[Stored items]
* BEGIN *

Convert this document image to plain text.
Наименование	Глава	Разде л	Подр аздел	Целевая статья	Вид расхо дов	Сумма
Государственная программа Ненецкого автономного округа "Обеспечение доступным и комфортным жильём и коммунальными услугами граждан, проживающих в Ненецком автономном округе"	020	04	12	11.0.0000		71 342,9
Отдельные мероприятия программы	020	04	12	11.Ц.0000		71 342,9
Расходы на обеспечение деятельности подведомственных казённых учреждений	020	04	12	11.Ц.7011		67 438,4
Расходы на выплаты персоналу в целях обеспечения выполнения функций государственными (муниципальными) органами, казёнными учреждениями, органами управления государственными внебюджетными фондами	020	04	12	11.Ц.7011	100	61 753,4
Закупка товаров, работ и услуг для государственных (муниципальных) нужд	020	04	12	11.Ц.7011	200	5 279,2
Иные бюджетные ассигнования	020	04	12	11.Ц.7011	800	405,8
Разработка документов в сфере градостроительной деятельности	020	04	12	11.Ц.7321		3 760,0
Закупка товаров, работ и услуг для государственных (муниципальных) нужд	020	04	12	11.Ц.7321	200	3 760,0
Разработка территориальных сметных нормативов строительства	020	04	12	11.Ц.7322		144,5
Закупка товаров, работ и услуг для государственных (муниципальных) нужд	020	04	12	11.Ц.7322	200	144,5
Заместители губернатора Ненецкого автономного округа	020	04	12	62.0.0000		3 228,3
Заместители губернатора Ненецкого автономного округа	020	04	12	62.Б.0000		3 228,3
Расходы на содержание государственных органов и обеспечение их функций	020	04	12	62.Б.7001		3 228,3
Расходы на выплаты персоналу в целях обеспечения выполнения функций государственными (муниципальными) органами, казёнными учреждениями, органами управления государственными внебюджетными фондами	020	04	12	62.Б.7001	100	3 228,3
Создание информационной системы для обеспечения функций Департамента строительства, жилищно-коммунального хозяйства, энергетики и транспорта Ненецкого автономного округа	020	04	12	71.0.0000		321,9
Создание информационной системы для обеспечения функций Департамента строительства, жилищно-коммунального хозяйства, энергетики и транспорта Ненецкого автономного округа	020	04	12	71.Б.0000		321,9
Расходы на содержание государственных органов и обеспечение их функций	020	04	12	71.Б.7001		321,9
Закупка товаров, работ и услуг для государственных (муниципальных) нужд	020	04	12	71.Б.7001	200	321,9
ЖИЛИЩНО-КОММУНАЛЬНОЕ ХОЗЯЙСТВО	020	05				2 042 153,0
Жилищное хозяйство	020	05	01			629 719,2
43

* END *

» Exercise
Faithfully copy every entry, leaving nothing out.

» Solution to this exercise
Convert this document image to plain text.
Наименование	Глава	Разде л	Подр аздел	Целевая статья	Вид расхо дов	Сумма
Государственная программа Ненецкого автономного округа "Обеспечение доступным и комфортным жильём и коммунальными услугами граждан, проживающих в Ненецком автономном округе"	020	04	12	11.0.0000		71 342,9
Отдельные мероприятия программы	020	04	12	11.Ц.0000		71 342,9
Расходы на обеспечение деятельности подведомственных казённых учреждений	020	04	12	11.Ц.7011		67 438,4
Расходы на выплаты персоналу в целях обеспечения выполнения функций государственными (муниципальными) органами, казёнными учреждениями, органами управления государственными внебюджетными фондами	020	04	12	11.Ц.7011	100	61 753,4
Закупка товаров, работ и услуг для государственных (муниципальных) нужд	020	04	12	11.Ц.7011	200	5 279,2
Иные бюджетные ассигнования	020	04	12	11.Ц.7011	800	405,8
Разработка документов в сфере градостроительной деятельности	020	04	12	11.Ц.7321		3 760,0
Закупка товаров, работ и услуг для государственных (муниципальных) нужд	020	04	12	11.Ц.7321	200	3 760,0
Разработка территориальных сметных нормативов строительства	020	04	12	11.Ц.7322		144,5
Закупка товаров, работ и услуг для государственных (муниципальных) нужд	020	04	12	11.Ц.7322	200	144,5
Заместители губернатора Ненецкого автономного округа	020	04	12	62.0.0000		3 228,3
Заместители губернатора Ненецкого автономного округа	020	04	12	62.Б.0000		3 228,3
Расходы на содержание государственных органов и обеспечение их функций	020	04	12	62.Б.7001		3 228,3
Расходы на выплаты персоналу в целях обеспечения выполнения функций государственными (муниципальными) органами, казёнными учреждениями, органами управления государственными внебюджетными фондами	020	04	12	62.Б.7001	100	3 228,3
Создание информационной системы для обеспечения функций Департамента строительства, жилищно-коммунального хозяйства, энергетики и транспорта Ненецкого автономного округа	020	04	12	71.0.0000		321,9
Создание информационной системы для обеспечения функций Департамента строительства, жилищно-коммунального хозяйства, энергетики и транспорта Ненецкого автономного округа	020	04	12	71.Б.0000		321,9
Расходы на содержание государственных органов и обеспечение их функций	020	04	12	71.Б.7001		321,9
Закупка товаров, работ и услуг для государственных (муниципальных) нужд	020	04	12	71.Б.7001	200	321,9
ЖИЛИЩНО-КОММУНАЛЬНОЕ ХОЗЯЙСТВО	020	05				2 042 153,0
Жилищное хозяйство	020	05	01			629 719,2
43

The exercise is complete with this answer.